Page extract:

So perhaps it is not surprising that two of our most successful cricket writers, Simon Hughes and Marcus Berkmann, have produced books that attempt to capture the bitter comedy in the fact that England has spent most of the past half-century being humiliated at the sport that we gave the world.
Hughes, in fact, goes right back to the beginnings of the game, with the preposterous suggestion that it might have been invented by the French. Then it becomes clear that this is A Joke. I’m afraid that there’s a lot of this sort of thing in Hughes’s latest offering, but then, it is subtitled “an irreverent history”, which is a bit of a warning. When he details the suicide of one of England’s early cricket captains, Arthur Shrewsbury, in order to end up with the line “It was the original definition of a dead bat”, it’s clear that this is a book most suited to 15-year-olds — or perhaps middle-aged cricket fans with an adolescent sense of humour, which may indeed be a sizeable market.
It’s a pity, because Hughes’s account of his trials as an aspiring county cricketer who never quite made it to the very top, A Lot of Hard Yakka, is one of the best of all cricket books; the few memorable passages in his latest work are glimpses of his own encounters with the greats, such as David Gower’s infuriating diffidence as he mangles Hughes’s finest deliveries with shots of outrageous invention.
Both Hughes and Berkmann identify a common reason for England’s remarkable ability to lose to opponents with a fraction of our cricketing infrastructure: the appalling stupidity of those who run the county game, or who select the national side. According to Hughes, this was because for generations the game was bossed by snobbish amateurs who liked nothing better than to humiliate the poor professionals in their midst.
For him, this is encapsulated in the experience of bowling for Middlesex at Lord’s while being watched by the old-Etonian MCC panjandrum Gubby Allen from his chauffeur-driven Bentley: at one point the electric windows of the limousine are lowered, Allen drawls, “Too many no-balls, Hughes”, and then the windows go up again. One can see that this sort of thing could scar a man, but after Hughes’s umpteenth assault on the inbred toffs of the English cricket establishment, I was almost ready to take their unlovely side against the permanently bolshie professionals.

Exercise: Copy out the part of the cricket book review from "Both Hughes and" to "in their midst." word for word.

Collected material:
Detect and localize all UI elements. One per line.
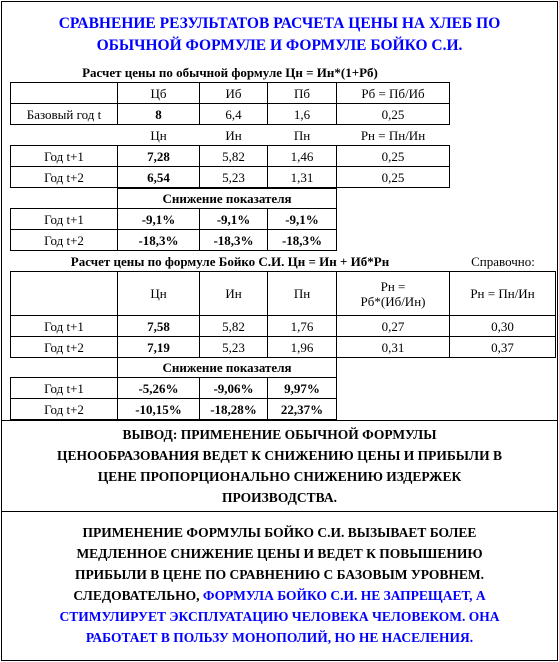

Finished task:
Both Hughes and Berkmann identify a common reason for England’s remarkable ability to lose to opponents with a fraction of our cricketing infrastructure: the appalling stupidity of those who run the county game, or who select the national side. According to Hughes, this was because for generations the game was bossed by snobbish amateurs who liked nothing better than to humiliate the poor professionals in their midst.